Go through the lines below and copy each one that holds the string "Felix".

## START Supplied records

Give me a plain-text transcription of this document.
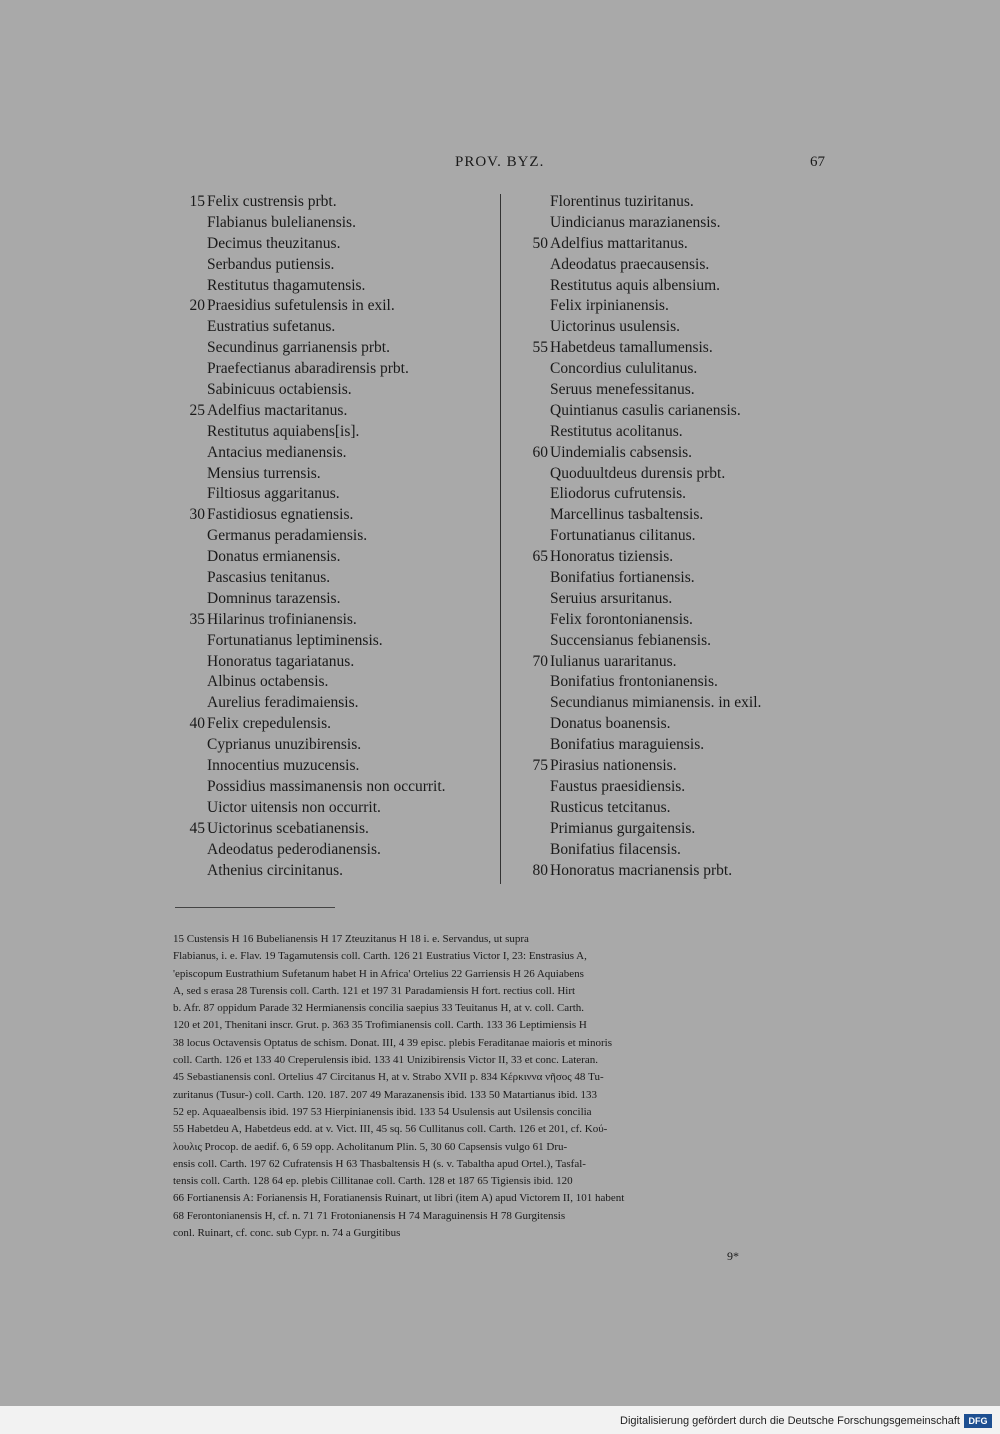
PROV. BYZ.	67
15 Felix custrensis prbt.
Flabianus bulelianensis.
Decimus theuzitanus.
Serbandus putiensis.
Restitutus thagamutensis.
20 Praesidius sufetulensis in exil.
Eustratius sufetanus.
Secundinus garrianensis prbt.
Praefectianus abaradirensis prbt.
Sabinicuus octabiensis.
25 Adelfius mactaritanus.
Restitutus aquiabens[is].
Antacius medianensis.
Mensius turrensis.
Filtiosus aggaritanus.
30 Fastidiosus egnatiensis.
Germanus peradamiensis.
Donatus ermianensis.
Pascasius tenitanus.
Domninus tarazensis.
35 Hilarinus trofinianensis.
Fortunatianus leptiminensis.
Honoratus tagariatanus.
Albinus octabensis.
Aurelius feradimaiensis.
40 Felix crepedulensis.
Cyprianus unuzibirensis.
Innocentius muzucensis.
Possidius massimanensis non occurrit.
Uictor uitensis non occurrit.
45 Uictorinus scebatianensis.
Adeodatus pederodianensis.
Athenius circinitanus.
Florentinus tuziritanus.
Uindicianus marazianensis.
50 Adelfius mattaritanus.
Adeodatus praecausensis.
Restitutus aquis albensium.
Felix irpinianensis.
Uictorinus usulensis.
55 Habetdeus tamallumensis.
Concordius cululitanus.
Seruus menefessitanus.
Quintianus casulis carianensis.
Restitutus acolitanus.
60 Uindemialis cabsensis.
Quoduultdeus durensis prbt.
Eliodorus cufrutensis.
Marcellinus tasbaltensis.
Fortunatianus cilitanus.
65 Honoratus tiziensis.
Bonifatius fortianensis.
Seruius arsuritanus.
Felix forontonianensis.
Succensianus febianensis.
70 Iulianus uararitanus.
Bonifatius frontonianensis.
Secundianus mimianensis. in exil.
Donatus boanensis.
Bonifatius maraguiensis.
75 Pirasius nationensis.
Faustus praesidiensis.
Rusticus tetcitanus.
Primianus gurgaitensis.
Bonifatius filacensis.
80 Honoratus macrianensis prbt.
15 Custensis H 16 Bubelianensis H 17 Zteuzitanus H 18 i. e. Servandus, ut supra
Flabianus, i. e. Flav. 19 Tagamutensis coll. Carth. 126 21 Eustratius Victor I, 23: Enstrasius A,
'episcopum Eustrathium Sufetanum habet H in Africa' Ortelius 22 Garriensis H 26 Aquiabens
A, sed s erasa 28 Turensis coll. Carth. 121 et 197 31 Paradamiensis H fort. rectius coll. Hirt
b. Afr. 87 oppidum Parade 32 Hermianensis concilia saepius 33 Teuitanus H, at v. coll. Carth.
120 et 201, Thenitani inscr. Grut. p. 363 35 Trofimianensis coll. Carth. 133 36 Leptimiensis H
38 locus Octavensis Optatus de schism. Donat. III, 4 39 episc. plebis Feraditanae maioris et minoris
coll. Carth. 126 et 133 40 Creperulensis ibid. 133 41 Unizibirensis Victor II, 33 et conc. Lateran.
45 Sebastianensis conl. Ortelius 47 Circitanus H, at v. Strabo XVII p. 834 Κέρκιννα νῆσος 48 Tu-
zuritanus (Tusur-) coll. Carth. 120. 187. 207 49 Marazanensis ibid. 133 50 Matartianus ibid. 133
52 ep. Aquaealbensis ibid. 197 53 Hierpinianensis ibid. 133 54 Usulensis aut Usilensis concilia
55 Habetdeu A, Habetdeus edd. at v. Vict. III, 45 sq. 56 Cullitanus coll. Carth. 126 et 201, cf. Κού-
λουλις Procop. de aedif. 6, 6 59 opp. Acholitanum Plin. 5, 30 60 Capsensis vulgo 61 Dru-
ensis coll. Carth. 197 62 Cufratensis H 63 Thasbaltensis H (s. v. Tabaltha apud Ortel.), Tasfal-
tensis coll. Carth. 128 64 ep. plebis Cillitanae coll. Carth. 128 et 187 65 Tigiensis ibid. 120
66 Fortianensis A: Forianensis H, Foratianensis Ruinart, ut libri (item A) apud Victorem II, 101 habent
68 Ferontonianensis H, cf. n. 71 71 Frotonianensis H 74 Maraguinensis H 78 Gurgitensis
conl. Ruinart, cf. conc. sub Cypr. n. 74 a Gurgitibus
9*
Digitalisierung gefördert durch die Deutsche Forschungsgemeinschaft DFG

## END Supplied records

• _Solution to this task_:
15 Felix custrensis prbt.
40 Felix crepedulensis.
Felix irpinianensis.
Felix forontonianensis.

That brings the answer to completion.